TO DO:
Transcribe all the entries word for word, skipping the pictures.

**********

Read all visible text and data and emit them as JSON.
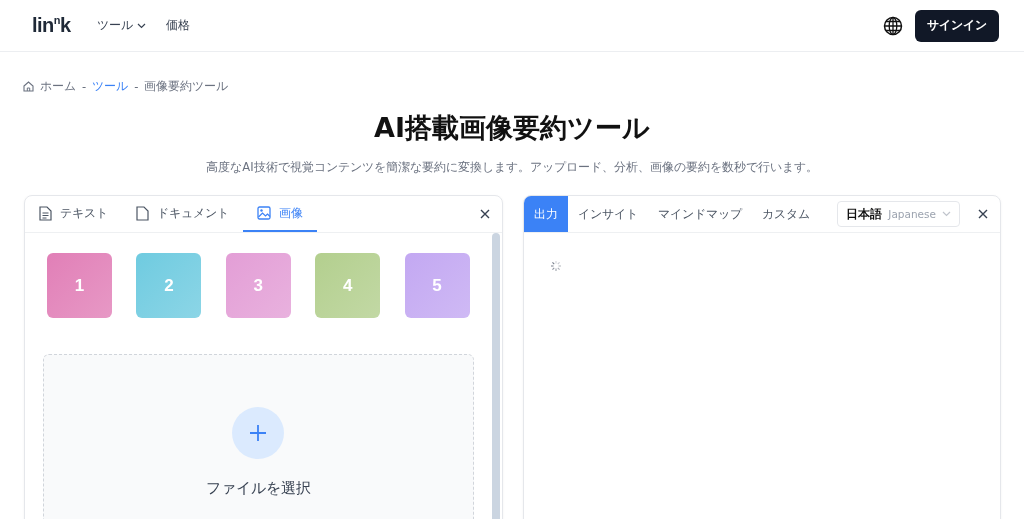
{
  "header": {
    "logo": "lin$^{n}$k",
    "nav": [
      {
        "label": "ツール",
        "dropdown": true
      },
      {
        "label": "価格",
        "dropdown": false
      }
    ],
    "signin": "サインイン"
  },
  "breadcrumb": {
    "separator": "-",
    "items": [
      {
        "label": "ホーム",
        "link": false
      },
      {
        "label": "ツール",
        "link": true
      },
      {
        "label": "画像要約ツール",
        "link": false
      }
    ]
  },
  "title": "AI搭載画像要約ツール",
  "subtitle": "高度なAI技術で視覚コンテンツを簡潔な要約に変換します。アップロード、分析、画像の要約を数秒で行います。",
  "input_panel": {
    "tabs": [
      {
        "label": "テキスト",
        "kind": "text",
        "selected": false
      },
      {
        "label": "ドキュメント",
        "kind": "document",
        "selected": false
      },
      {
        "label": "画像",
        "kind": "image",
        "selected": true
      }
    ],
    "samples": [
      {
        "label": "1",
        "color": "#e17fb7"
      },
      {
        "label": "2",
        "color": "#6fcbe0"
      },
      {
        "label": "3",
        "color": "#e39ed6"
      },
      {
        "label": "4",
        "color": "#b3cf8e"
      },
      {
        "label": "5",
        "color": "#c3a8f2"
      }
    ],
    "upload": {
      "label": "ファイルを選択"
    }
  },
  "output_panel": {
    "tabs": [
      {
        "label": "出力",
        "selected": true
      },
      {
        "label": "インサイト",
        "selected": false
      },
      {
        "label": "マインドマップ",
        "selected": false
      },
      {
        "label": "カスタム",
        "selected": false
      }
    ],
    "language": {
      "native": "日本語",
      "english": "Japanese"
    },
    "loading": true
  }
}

**********

SOLUTION TO THE PROBLEM:
Read all visible text and data and emit them as JSON.
{
  "header": {
    "logo": "lin$^{n}$k",
    "nav": [
      {
        "label": "ツール",
        "dropdown": true
      },
      {
        "label": "価格",
        "dropdown": false
      }
    ],
    "signin": "サインイン"
  },
  "breadcrumb": {
    "separator": "-",
    "items": [
      {
        "label": "ホーム",
        "link": false
      },
      {
        "label": "ツール",
        "link": true
      },
      {
        "label": "画像要約ツール",
        "link": false
      }
    ]
  },
  "title": "AI搭載画像要約ツール",
  "subtitle": "高度なAI技術で視覚コンテンツを簡潔な要約に変換します。アップロード、分析、画像の要約を数秒で行います。",
  "input_panel": {
    "tabs": [
      {
        "label": "テキスト",
        "kind": "text",
        "selected": false
      },
      {
        "label": "ドキュメント",
        "kind": "document",
        "selected": false
      },
      {
        "label": "画像",
        "kind": "image",
        "selected": true
      }
    ],
    "samples": [
      {
        "label": "1",
        "color": "#e17fb7"
      },
      {
        "label": "2",
        "color": "#6fcbe0"
      },
      {
        "label": "3",
        "color": "#e39ed6"
      },
      {
        "label": "4",
        "color": "#b3cf8e"
      },
      {
        "label": "5",
        "color": "#c3a8f2"
      }
    ],
    "upload": {
      "label": "ファイルを選択"
    }
  },
  "output_panel": {
    "tabs": [
      {
        "label": "出力",
        "selected": true
      },
      {
        "label": "インサイト",
        "selected": false
      },
      {
        "label": "マインドマップ",
        "selected": false
      },
      {
        "label": "カスタム",
        "selected": false
      }
    ],
    "language": {
      "native": "日本語",
      "english": "Japanese"
    },
    "loading": true
  }
}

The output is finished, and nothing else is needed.